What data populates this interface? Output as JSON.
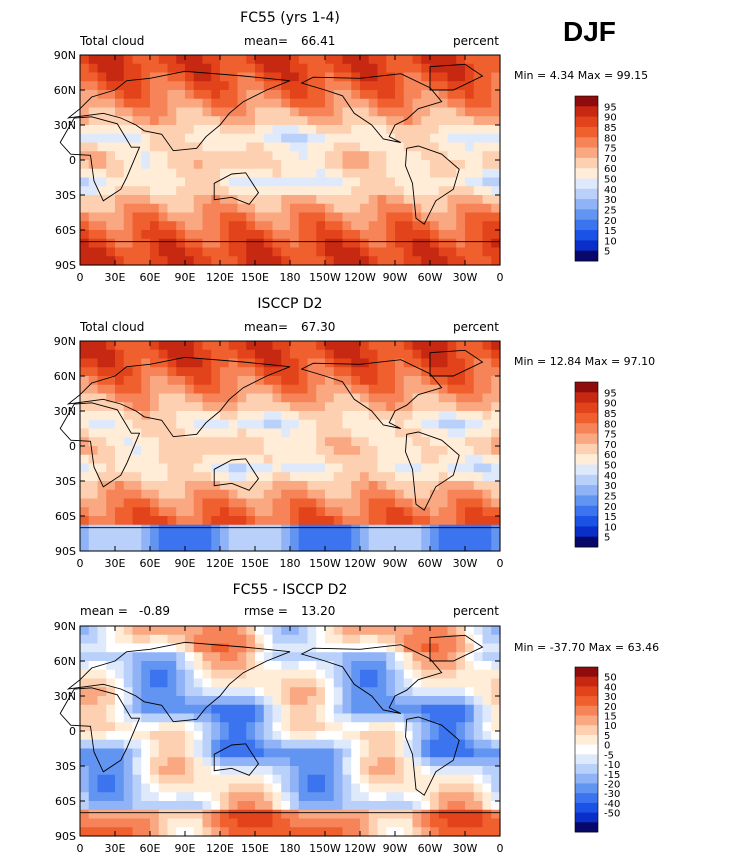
{
  "season": "DJF",
  "tick_labels": {
    "lat": [
      "90N",
      "60N",
      "30N",
      "0",
      "30S",
      "60S",
      "90S"
    ],
    "lon": [
      "0",
      "30E",
      "60E",
      "90E",
      "120E",
      "150E",
      "180",
      "150W",
      "120W",
      "90W",
      "60W",
      "30W",
      "0"
    ]
  },
  "colors": {
    "abs_scale": [
      "#08086b",
      "#0a2fc8",
      "#1a52e6",
      "#3c74f0",
      "#6294f2",
      "#8fb3f6",
      "#b8d0fa",
      "#dfe9fc",
      "#ffedd8",
      "#fcd0b0",
      "#f9a882",
      "#f68458",
      "#f0602f",
      "#e3431b",
      "#c72812",
      "#8e0c0c"
    ],
    "diff_scale": [
      "#08086b",
      "#0a2fc8",
      "#1a52e6",
      "#3c74f0",
      "#6294f2",
      "#8fb3f6",
      "#b8d0fa",
      "#dfe9fc",
      "#ffffff",
      "#ffedd8",
      "#fcd0b0",
      "#f9a882",
      "#f68458",
      "#f0602f",
      "#e3431b",
      "#c72812",
      "#8e0c0c"
    ]
  },
  "panels": [
    {
      "title": "FC55 (yrs 1-4)",
      "left_label": "Total cloud",
      "center_label": "mean=",
      "center_value": "66.41",
      "units": "percent",
      "minmax": "Min =    4.34 Max =  99.15",
      "legend_levels": [
        "95",
        "90",
        "85",
        "80",
        "75",
        "70",
        "60",
        "50",
        "40",
        "30",
        "25",
        "20",
        "15",
        "10",
        "5"
      ]
    },
    {
      "title": "ISCCP D2",
      "left_label": "Total cloud",
      "center_label": "mean=",
      "center_value": "67.30",
      "units": "percent",
      "minmax": "Min =  12.84 Max =  97.10",
      "legend_levels": [
        "95",
        "90",
        "85",
        "80",
        "75",
        "70",
        "60",
        "50",
        "40",
        "30",
        "25",
        "20",
        "15",
        "10",
        "5"
      ]
    },
    {
      "title": "FC55 - ISCCP D2",
      "left_label": "mean =",
      "left_value": "-0.89",
      "center_label": "rmse =",
      "center_value": "13.20",
      "units": "percent",
      "minmax": "Min = -37.70 Max =  63.46",
      "legend_levels": [
        "50",
        "40",
        "30",
        "20",
        "15",
        "10",
        "5",
        "0",
        "-5",
        "-10",
        "-15",
        "-20",
        "-30",
        "-40",
        "-50"
      ]
    }
  ]
}
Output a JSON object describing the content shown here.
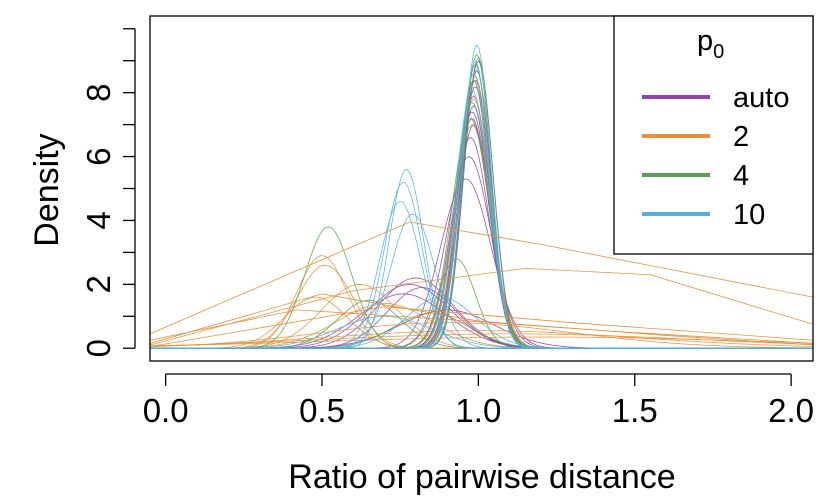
{
  "chart_data": {
    "type": "line",
    "title": "",
    "xlabel": "Ratio of pairwise distance",
    "ylabel": "Density",
    "xlim": [
      -0.05,
      2.07
    ],
    "ylim": [
      -0.4,
      10.4
    ],
    "x_ticks": [
      0.0,
      0.5,
      1.0,
      1.5,
      2.0
    ],
    "x_tick_labels": [
      "0.0",
      "0.5",
      "1.0",
      "1.5",
      "2.0"
    ],
    "y_ticks": [
      0,
      2,
      4,
      6,
      8
    ],
    "y_tick_labels": [
      "0",
      "2",
      "4",
      "6",
      "8"
    ],
    "y_minor_ticks": [
      1,
      3,
      5,
      7,
      9,
      10
    ],
    "legend": {
      "title_main": "p",
      "title_sub": "0",
      "position": "top-right",
      "entries": [
        {
          "label": "auto",
          "color": "#8E44AD"
        },
        {
          "label": "2",
          "color": "#E8913A"
        },
        {
          "label": "4",
          "color": "#5C9E4F"
        },
        {
          "label": "10",
          "color": "#4DB3E6"
        }
      ]
    },
    "series": [
      {
        "group": "auto",
        "color": "#8E44AD",
        "curves": [
          {
            "mu": 0.985,
            "sd": 0.05,
            "peak": 7.6
          },
          {
            "mu": 0.99,
            "sd": 0.048,
            "peak": 8.2
          },
          {
            "mu": 0.98,
            "sd": 0.055,
            "peak": 7.2
          },
          {
            "mu": 0.995,
            "sd": 0.046,
            "peak": 8.7
          },
          {
            "mu": 0.975,
            "sd": 0.06,
            "peak": 6.6
          },
          {
            "mu": 0.985,
            "sd": 0.052,
            "peak": 7.9
          },
          {
            "mu": 0.99,
            "sd": 0.05,
            "peak": 8.4
          },
          {
            "mu": 0.97,
            "sd": 0.07,
            "peak": 6.0
          },
          {
            "mu": 0.98,
            "sd": 0.056,
            "peak": 7.4
          },
          {
            "mu": 1.0,
            "sd": 0.047,
            "peak": 9.0
          },
          {
            "mu": 0.96,
            "sd": 0.08,
            "peak": 5.3
          },
          {
            "mu": 0.985,
            "sd": 0.053,
            "peak": 7.0
          },
          {
            "mu": 0.8,
            "sd": 0.12,
            "peak": 2.2
          },
          {
            "mu": 0.78,
            "sd": 0.13,
            "peak": 2.0
          },
          {
            "mu": 0.82,
            "sd": 0.11,
            "peak": 1.9
          },
          {
            "mu": 0.76,
            "sd": 0.14,
            "peak": 1.7
          },
          {
            "mu": 0.9,
            "sd": 0.15,
            "peak": 1.2
          }
        ]
      },
      {
        "group": "2",
        "color": "#E8913A",
        "curves": [
          {
            "mu": 0.99,
            "sd": 0.05,
            "peak": 8.5
          },
          {
            "mu": 0.985,
            "sd": 0.055,
            "peak": 7.8
          },
          {
            "mu": 0.98,
            "sd": 0.06,
            "peak": 7.0
          },
          {
            "mu": 0.5,
            "sd": 0.08,
            "peak": 2.9
          },
          {
            "mu": 0.51,
            "sd": 0.09,
            "peak": 2.6
          },
          {
            "mu": 0.48,
            "sd": 0.1,
            "peak": 1.6
          },
          {
            "mu": 0.62,
            "sd": 0.12,
            "peak": 2.0
          },
          {
            "mu": 0.7,
            "sd": 0.15,
            "peak": 1.4
          },
          {
            "mu": 0.9,
            "sd": 0.4,
            "peak": 0.8
          },
          {
            "mu": 1.0,
            "sd": 0.5,
            "peak": 0.55
          },
          {
            "mu": 1.1,
            "sd": 0.6,
            "peak": 0.45
          },
          {
            "mu": 1.2,
            "sd": 0.7,
            "peak": 0.35
          }
        ]
      },
      {
        "group": "4",
        "color": "#5C9E4F",
        "curves": [
          {
            "mu": 0.995,
            "sd": 0.045,
            "peak": 9.2
          },
          {
            "mu": 0.99,
            "sd": 0.048,
            "peak": 8.9
          },
          {
            "mu": 0.985,
            "sd": 0.05,
            "peak": 8.4
          },
          {
            "mu": 0.98,
            "sd": 0.055,
            "peak": 7.7
          },
          {
            "mu": 1.0,
            "sd": 0.046,
            "peak": 9.1
          },
          {
            "mu": 0.975,
            "sd": 0.06,
            "peak": 7.2
          },
          {
            "mu": 0.52,
            "sd": 0.075,
            "peak": 3.8
          },
          {
            "mu": 0.93,
            "sd": 0.06,
            "peak": 2.8
          },
          {
            "mu": 0.65,
            "sd": 0.1,
            "peak": 1.5
          },
          {
            "mu": 0.85,
            "sd": 0.12,
            "peak": 1.1
          }
        ]
      },
      {
        "group": "10",
        "color": "#4DB3E6",
        "curves": [
          {
            "mu": 0.995,
            "sd": 0.045,
            "peak": 9.5
          },
          {
            "mu": 0.99,
            "sd": 0.047,
            "peak": 9.0
          },
          {
            "mu": 0.985,
            "sd": 0.05,
            "peak": 8.6
          },
          {
            "mu": 0.98,
            "sd": 0.053,
            "peak": 8.1
          },
          {
            "mu": 0.77,
            "sd": 0.055,
            "peak": 5.6
          },
          {
            "mu": 0.76,
            "sd": 0.06,
            "peak": 5.2
          },
          {
            "mu": 0.75,
            "sd": 0.065,
            "peak": 4.6
          },
          {
            "mu": 0.79,
            "sd": 0.07,
            "peak": 4.2
          },
          {
            "mu": 0.88,
            "sd": 0.11,
            "peak": 1.6
          },
          {
            "mu": 0.7,
            "sd": 0.15,
            "peak": 1.0
          }
        ]
      }
    ],
    "orange_outliers": [
      {
        "points": [
          [
            -0.05,
            0.45
          ],
          [
            0.78,
            3.95
          ],
          [
            1.2,
            3.25
          ],
          [
            2.07,
            1.6
          ]
        ]
      },
      {
        "points": [
          [
            -0.05,
            0.1
          ],
          [
            0.6,
            1.8
          ],
          [
            1.15,
            2.5
          ],
          [
            1.55,
            2.3
          ],
          [
            2.07,
            0.75
          ]
        ]
      },
      {
        "points": [
          [
            -0.05,
            0.05
          ],
          [
            0.7,
            1.3
          ],
          [
            1.3,
            0.8
          ],
          [
            2.07,
            0.25
          ]
        ]
      },
      {
        "points": [
          [
            -0.05,
            0.25
          ],
          [
            0.42,
            1.2
          ],
          [
            0.9,
            0.9
          ],
          [
            1.4,
            0.55
          ],
          [
            2.07,
            0.15
          ]
        ]
      },
      {
        "points": [
          [
            -0.05,
            0.15
          ],
          [
            0.5,
            1.7
          ],
          [
            1.0,
            0.85
          ],
          [
            1.6,
            0.4
          ],
          [
            2.07,
            0.1
          ]
        ]
      }
    ]
  }
}
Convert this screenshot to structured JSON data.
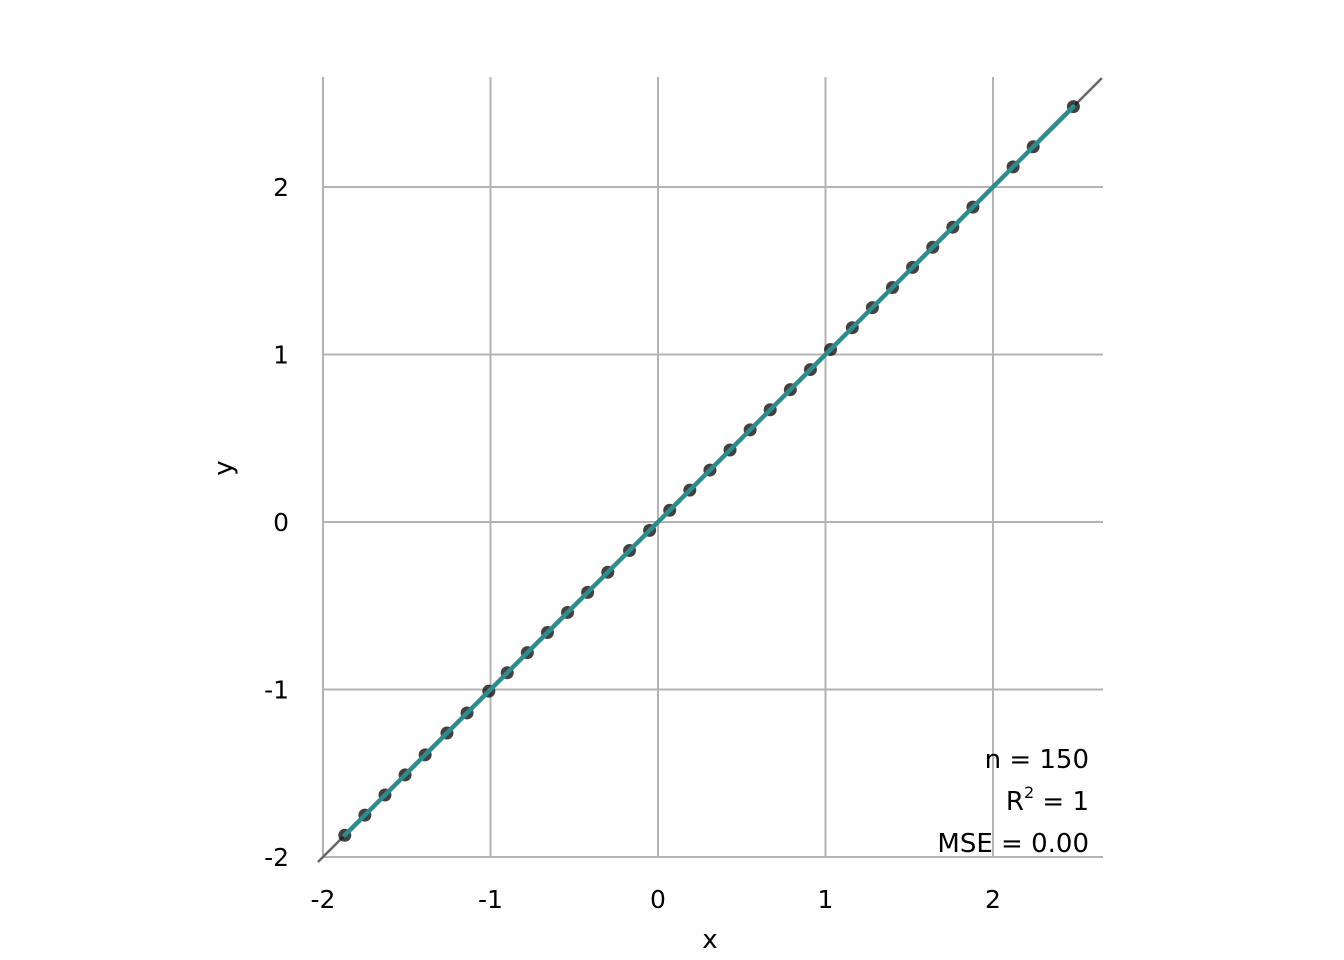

--- Exercise goal ---
Find and copy each line above that includes the string "JSON".

--- Written answer ---
What data populates this interface? Output as JSON.
Output a JSON object describing the content shown here.
Convert this screenshot to structured JSON data.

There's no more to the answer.